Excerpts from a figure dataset

=======

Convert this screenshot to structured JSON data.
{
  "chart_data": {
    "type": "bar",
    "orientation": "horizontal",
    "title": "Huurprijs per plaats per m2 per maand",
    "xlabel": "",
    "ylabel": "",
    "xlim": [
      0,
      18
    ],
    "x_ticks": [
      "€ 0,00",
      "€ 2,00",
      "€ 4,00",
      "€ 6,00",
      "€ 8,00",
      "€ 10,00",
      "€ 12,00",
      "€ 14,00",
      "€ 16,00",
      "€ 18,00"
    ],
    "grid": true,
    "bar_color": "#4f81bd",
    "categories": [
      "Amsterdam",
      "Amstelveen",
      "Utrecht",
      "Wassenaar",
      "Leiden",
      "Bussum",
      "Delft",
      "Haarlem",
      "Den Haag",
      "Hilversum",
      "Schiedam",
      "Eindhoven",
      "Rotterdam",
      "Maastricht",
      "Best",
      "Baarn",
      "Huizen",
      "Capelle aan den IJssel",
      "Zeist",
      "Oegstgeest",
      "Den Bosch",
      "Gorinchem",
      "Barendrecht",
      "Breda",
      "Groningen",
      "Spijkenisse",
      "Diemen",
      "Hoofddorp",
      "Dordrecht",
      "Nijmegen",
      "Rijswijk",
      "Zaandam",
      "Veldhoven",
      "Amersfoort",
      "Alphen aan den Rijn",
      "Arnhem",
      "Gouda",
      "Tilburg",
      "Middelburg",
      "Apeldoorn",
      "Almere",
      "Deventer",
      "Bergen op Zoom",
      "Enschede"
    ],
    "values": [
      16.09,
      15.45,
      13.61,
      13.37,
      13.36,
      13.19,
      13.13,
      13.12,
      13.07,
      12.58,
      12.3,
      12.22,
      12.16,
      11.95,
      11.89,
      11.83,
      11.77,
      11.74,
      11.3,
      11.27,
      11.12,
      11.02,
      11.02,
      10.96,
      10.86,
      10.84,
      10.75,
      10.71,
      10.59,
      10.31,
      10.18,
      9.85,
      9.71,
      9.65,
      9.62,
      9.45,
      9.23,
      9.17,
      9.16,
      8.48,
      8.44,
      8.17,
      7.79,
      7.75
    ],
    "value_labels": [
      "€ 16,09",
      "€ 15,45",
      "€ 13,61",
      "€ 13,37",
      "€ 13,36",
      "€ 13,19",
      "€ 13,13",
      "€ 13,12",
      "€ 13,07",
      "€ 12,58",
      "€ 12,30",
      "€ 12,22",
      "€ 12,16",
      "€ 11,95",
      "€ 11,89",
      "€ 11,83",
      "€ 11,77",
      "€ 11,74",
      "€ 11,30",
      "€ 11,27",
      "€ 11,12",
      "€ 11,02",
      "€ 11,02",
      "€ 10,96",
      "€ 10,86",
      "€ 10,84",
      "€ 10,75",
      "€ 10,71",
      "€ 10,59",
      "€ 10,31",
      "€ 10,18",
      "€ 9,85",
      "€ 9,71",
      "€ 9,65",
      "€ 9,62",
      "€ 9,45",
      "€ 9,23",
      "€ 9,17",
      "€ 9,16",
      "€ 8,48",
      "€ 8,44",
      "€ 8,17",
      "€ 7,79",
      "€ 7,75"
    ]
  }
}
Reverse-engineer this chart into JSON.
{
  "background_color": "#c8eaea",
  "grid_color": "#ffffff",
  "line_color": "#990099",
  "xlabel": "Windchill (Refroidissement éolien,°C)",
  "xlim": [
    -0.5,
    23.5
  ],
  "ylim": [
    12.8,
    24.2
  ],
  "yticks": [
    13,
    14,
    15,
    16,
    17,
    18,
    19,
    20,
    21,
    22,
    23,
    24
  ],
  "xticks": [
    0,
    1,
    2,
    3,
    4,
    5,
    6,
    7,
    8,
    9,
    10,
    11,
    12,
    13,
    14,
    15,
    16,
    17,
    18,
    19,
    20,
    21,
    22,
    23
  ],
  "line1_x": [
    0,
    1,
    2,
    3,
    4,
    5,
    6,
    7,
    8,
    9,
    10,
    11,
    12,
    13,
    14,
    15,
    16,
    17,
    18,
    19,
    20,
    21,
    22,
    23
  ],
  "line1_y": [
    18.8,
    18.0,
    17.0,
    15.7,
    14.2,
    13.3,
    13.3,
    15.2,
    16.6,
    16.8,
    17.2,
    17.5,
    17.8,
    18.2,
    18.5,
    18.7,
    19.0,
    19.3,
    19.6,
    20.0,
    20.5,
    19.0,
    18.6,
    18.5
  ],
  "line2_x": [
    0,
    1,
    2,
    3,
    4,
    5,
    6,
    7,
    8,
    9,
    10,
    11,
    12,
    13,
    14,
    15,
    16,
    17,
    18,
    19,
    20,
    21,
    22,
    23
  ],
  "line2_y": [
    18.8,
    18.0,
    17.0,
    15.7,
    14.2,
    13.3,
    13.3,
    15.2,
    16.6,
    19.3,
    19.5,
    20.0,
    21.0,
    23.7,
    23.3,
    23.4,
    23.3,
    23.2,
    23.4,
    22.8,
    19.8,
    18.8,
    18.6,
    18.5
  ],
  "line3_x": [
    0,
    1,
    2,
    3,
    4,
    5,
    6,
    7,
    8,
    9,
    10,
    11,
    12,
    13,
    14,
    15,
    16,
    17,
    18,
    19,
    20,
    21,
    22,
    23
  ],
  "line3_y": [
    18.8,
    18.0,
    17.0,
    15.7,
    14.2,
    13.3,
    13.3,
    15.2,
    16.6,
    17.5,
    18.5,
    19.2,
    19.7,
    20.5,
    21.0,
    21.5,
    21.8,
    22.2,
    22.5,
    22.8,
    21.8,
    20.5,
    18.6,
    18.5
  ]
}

=======

**TASK REQUIREMENTS:** Extract every record and return it verbatim.

**SOLUTION TO THE PROBLEM:**
Convert this screenshot to structured JSON data.
{
  "chart_data": {
    "type": "bar",
    "orientation": "horizontal",
    "title": "Huurprijs per plaats per m2 per maand",
    "xlabel": "",
    "ylabel": "",
    "xlim": [
      0,
      18
    ],
    "x_ticks": [
      "€ 0,00",
      "€ 2,00",
      "€ 4,00",
      "€ 6,00",
      "€ 8,00",
      "€ 10,00",
      "€ 12,00",
      "€ 14,00",
      "€ 16,00",
      "€ 18,00"
    ],
    "grid": true,
    "bar_color": "#4f81bd",
    "categories": [
      "Amsterdam",
      "Amstelveen",
      "Utrecht",
      "Wassenaar",
      "Leiden",
      "Bussum",
      "Delft",
      "Haarlem",
      "Den Haag",
      "Hilversum",
      "Schiedam",
      "Eindhoven",
      "Rotterdam",
      "Maastricht",
      "Best",
      "Baarn",
      "Huizen",
      "Capelle aan den IJssel",
      "Zeist",
      "Oegstgeest",
      "Den Bosch",
      "Gorinchem",
      "Barendrecht",
      "Breda",
      "Groningen",
      "Spijkenisse",
      "Diemen",
      "Hoofddorp",
      "Dordrecht",
      "Nijmegen",
      "Rijswijk",
      "Zaandam",
      "Veldhoven",
      "Amersfoort",
      "Alphen aan den Rijn",
      "Arnhem",
      "Gouda",
      "Tilburg",
      "Middelburg",
      "Apeldoorn",
      "Almere",
      "Deventer",
      "Bergen op Zoom",
      "Enschede"
    ],
    "values": [
      16.09,
      15.45,
      13.61,
      13.37,
      13.36,
      13.19,
      13.13,
      13.12,
      13.07,
      12.58,
      12.3,
      12.22,
      12.16,
      11.95,
      11.89,
      11.83,
      11.77,
      11.74,
      11.3,
      11.27,
      11.12,
      11.02,
      11.02,
      10.96,
      10.86,
      10.84,
      10.75,
      10.71,
      10.59,
      10.31,
      10.18,
      9.85,
      9.71,
      9.65,
      9.62,
      9.45,
      9.23,
      9.17,
      9.16,
      8.48,
      8.44,
      8.17,
      7.79,
      7.75
    ],
    "value_labels": [
      "€ 16,09",
      "€ 15,45",
      "€ 13,61",
      "€ 13,37",
      "€ 13,36",
      "€ 13,19",
      "€ 13,13",
      "€ 13,12",
      "€ 13,07",
      "€ 12,58",
      "€ 12,30",
      "€ 12,22",
      "€ 12,16",
      "€ 11,95",
      "€ 11,89",
      "€ 11,83",
      "€ 11,77",
      "€ 11,74",
      "€ 11,30",
      "€ 11,27",
      "€ 11,12",
      "€ 11,02",
      "€ 11,02",
      "€ 10,96",
      "€ 10,86",
      "€ 10,84",
      "€ 10,75",
      "€ 10,71",
      "€ 10,59",
      "€ 10,31",
      "€ 10,18",
      "€ 9,85",
      "€ 9,71",
      "€ 9,65",
      "€ 9,62",
      "€ 9,45",
      "€ 9,23",
      "€ 9,17",
      "€ 9,16",
      "€ 8,48",
      "€ 8,44",
      "€ 8,17",
      "€ 7,79",
      "€ 7,75"
    ]
  }
}
Reverse-engineer this chart into JSON.
{
  "background_color": "#c8eaea",
  "grid_color": "#ffffff",
  "line_color": "#990099",
  "xlabel": "Windchill (Refroidissement éolien,°C)",
  "xlim": [
    -0.5,
    23.5
  ],
  "ylim": [
    12.8,
    24.2
  ],
  "yticks": [
    13,
    14,
    15,
    16,
    17,
    18,
    19,
    20,
    21,
    22,
    23,
    24
  ],
  "xticks": [
    0,
    1,
    2,
    3,
    4,
    5,
    6,
    7,
    8,
    9,
    10,
    11,
    12,
    13,
    14,
    15,
    16,
    17,
    18,
    19,
    20,
    21,
    22,
    23
  ],
  "line1_x": [
    0,
    1,
    2,
    3,
    4,
    5,
    6,
    7,
    8,
    9,
    10,
    11,
    12,
    13,
    14,
    15,
    16,
    17,
    18,
    19,
    20,
    21,
    22,
    23
  ],
  "line1_y": [
    18.8,
    18.0,
    17.0,
    15.7,
    14.2,
    13.3,
    13.3,
    15.2,
    16.6,
    16.8,
    17.2,
    17.5,
    17.8,
    18.2,
    18.5,
    18.7,
    19.0,
    19.3,
    19.6,
    20.0,
    20.5,
    19.0,
    18.6,
    18.5
  ],
  "line2_x": [
    0,
    1,
    2,
    3,
    4,
    5,
    6,
    7,
    8,
    9,
    10,
    11,
    12,
    13,
    14,
    15,
    16,
    17,
    18,
    19,
    20,
    21,
    22,
    23
  ],
  "line2_y": [
    18.8,
    18.0,
    17.0,
    15.7,
    14.2,
    13.3,
    13.3,
    15.2,
    16.6,
    19.3,
    19.5,
    20.0,
    21.0,
    23.7,
    23.3,
    23.4,
    23.3,
    23.2,
    23.4,
    22.8,
    19.8,
    18.8,
    18.6,
    18.5
  ],
  "line3_x": [
    0,
    1,
    2,
    3,
    4,
    5,
    6,
    7,
    8,
    9,
    10,
    11,
    12,
    13,
    14,
    15,
    16,
    17,
    18,
    19,
    20,
    21,
    22,
    23
  ],
  "line3_y": [
    18.8,
    18.0,
    17.0,
    15.7,
    14.2,
    13.3,
    13.3,
    15.2,
    16.6,
    17.5,
    18.5,
    19.2,
    19.7,
    20.5,
    21.0,
    21.5,
    21.8,
    22.2,
    22.5,
    22.8,
    21.8,
    20.5,
    18.6,
    18.5
  ]
}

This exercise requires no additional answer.